** Begin Document excerpt **
In [1]:
import torch
import torch.autograd as autograd # torch中自動計算梯度模塊
import torch.nn as nn             # 神經網絡模塊
import torch.nn.functional as F   # 神經網絡模塊中的常用功能 
import torch.optim as optim       # 模型優化器模塊
import numpy as np

import os
os.environ["CUDA_VISIBLE_DEVICES"] = "0"

In [2]:
def get_data_pairs(file, ratio=0.1):
    pairs = []
    entries = open(file, 'r', encoding='utf8').read().strip().split('\n\n')
    num = int(len(entries) * ratio)
    
    for entry in entries:
        sentence, target = [], []
        for line in entry.split('\n'):
            if line.strip() == '': continue
                
            token, pos, bio = line.split('\t')
            sentence.append(token)
** End Document excerpt **
In the notebook code above, what default value does the `ratio` parameter of `get_data_pairs` take?
** Begin Extracted entries **
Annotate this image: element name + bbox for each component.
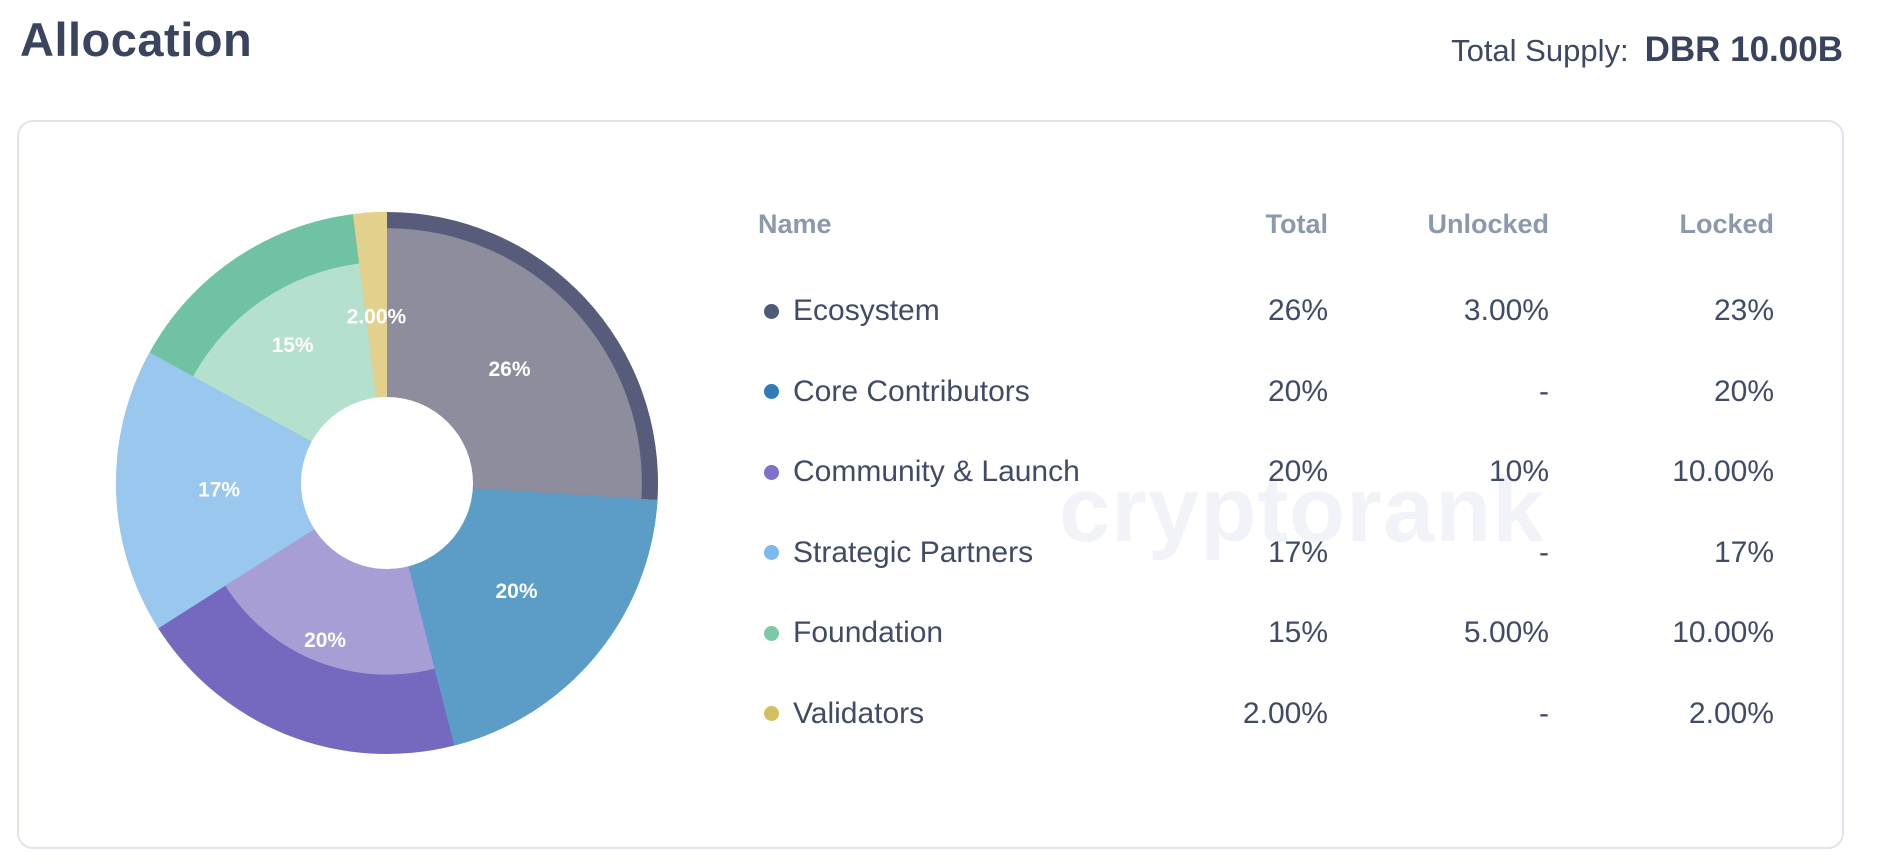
column-header-total: Total xyxy=(1265,209,1329,239)
allocation-card: cryptorank 26% 20% 20% 17% 15% 2.00% Name Tot… xyxy=(17,120,1844,849)
total-value: 15% xyxy=(1267,616,1328,650)
legend-dot-icon xyxy=(764,384,779,400)
unlocked-value: - xyxy=(1539,696,1549,730)
row-name-cell: Strategic Partners xyxy=(758,536,1128,570)
locked-value: 17% xyxy=(1713,535,1774,569)
table-row[interactable]: Community & Launch 20% 10% 10.00% xyxy=(758,432,1774,513)
table-row[interactable]: Core Contributors 20% - 20% xyxy=(758,352,1774,433)
pie-slice-percentage-label-foundation: 15% xyxy=(272,334,314,357)
row-name-cell: Community & Launch xyxy=(758,455,1128,489)
locked-value: 23% xyxy=(1713,294,1774,328)
column-header-name: Name xyxy=(758,209,832,239)
table-header-row: Name Total Unlocked Locked xyxy=(758,207,1774,271)
unlocked-value: 10% xyxy=(1488,455,1549,489)
locked-value: 10.00% xyxy=(1672,455,1774,489)
total-supply: Total Supply: DBR 10.00B xyxy=(1451,30,1843,70)
allocation-name: Ecosystem xyxy=(793,294,940,328)
total-value: 26% xyxy=(1267,294,1328,328)
allocation-name: Community & Launch xyxy=(793,455,1080,489)
pie-slice-percentage-label-community-launch: 20% xyxy=(304,629,346,652)
locked-value: 20% xyxy=(1713,374,1774,408)
allocation-donut-chart: 26% 20% 20% 17% 15% 2.00% xyxy=(107,203,667,763)
table-row[interactable]: Ecosystem 26% 3.00% 23% xyxy=(758,271,1774,352)
total-value: 20% xyxy=(1267,455,1328,489)
total-supply-value: DBR 10.00B xyxy=(1644,30,1843,69)
allocation-name: Validators xyxy=(793,696,925,730)
page-header: Allocation Total Supply: DBR 10.00B xyxy=(0,0,1888,110)
legend-dot-icon xyxy=(764,625,779,641)
allocation-name: Core Contributors xyxy=(793,374,1030,408)
legend-dot-icon xyxy=(764,545,779,561)
row-name-cell: Validators xyxy=(758,697,1128,731)
locked-value: 10.00% xyxy=(1672,616,1774,650)
allocation-name: Foundation xyxy=(793,616,944,650)
allocation-table: Name Total Unlocked Locked Ecosystem 26% 3… xyxy=(758,207,1774,754)
pie-slice-percentage-label-strategic-partners: 17% xyxy=(198,478,240,501)
total-value: 2.00% xyxy=(1242,696,1328,730)
donut-svg: 26% 20% 20% 17% 15% 2.00% xyxy=(115,212,659,755)
pie-slice-percentage-label-validators: 2.00% xyxy=(347,305,407,328)
locked-value: 2.00% xyxy=(1688,696,1774,730)
unlocked-value: - xyxy=(1539,535,1549,569)
total-value: 20% xyxy=(1267,374,1328,408)
row-name-cell: Core Contributors xyxy=(758,375,1128,409)
total-value: 17% xyxy=(1267,535,1328,569)
column-header-unlocked: Unlocked xyxy=(1427,209,1549,239)
unlocked-value: 3.00% xyxy=(1463,294,1549,328)
pie-slice-locked-strategic-partners[interactable] xyxy=(115,352,388,629)
total-supply-label: Total Supply: xyxy=(1451,33,1629,68)
legend-dot-icon xyxy=(764,706,779,722)
row-name-cell: Ecosystem xyxy=(758,294,1128,328)
page-title: Allocation xyxy=(20,13,253,66)
row-name-cell: Foundation xyxy=(758,616,1128,650)
table-row[interactable]: Validators 2.00% - 2.00% xyxy=(758,674,1774,755)
table-row[interactable]: Strategic Partners 17% - 17% xyxy=(758,513,1774,594)
legend-dot-icon xyxy=(764,464,779,480)
table-row[interactable]: Foundation 15% 5.00% 10.00% xyxy=(758,593,1774,674)
legend-dot-icon xyxy=(764,303,779,319)
unlocked-value: 5.00% xyxy=(1463,616,1549,650)
pie-slice-percentage-label-ecosystem: 26% xyxy=(488,358,530,381)
allocation-name: Strategic Partners xyxy=(793,535,1034,569)
table-body: Ecosystem 26% 3.00% 23% Core Contributors 20%… xyxy=(758,271,1774,754)
pie-slice-percentage-label-core-contributors: 20% xyxy=(495,580,537,603)
donut-hole xyxy=(301,397,473,569)
column-header-locked: Locked xyxy=(1679,209,1774,239)
unlocked-value: - xyxy=(1539,374,1549,408)
pie-slice-locked-core-contributors[interactable] xyxy=(387,483,658,746)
** End Extracted entries **
Response -
0.1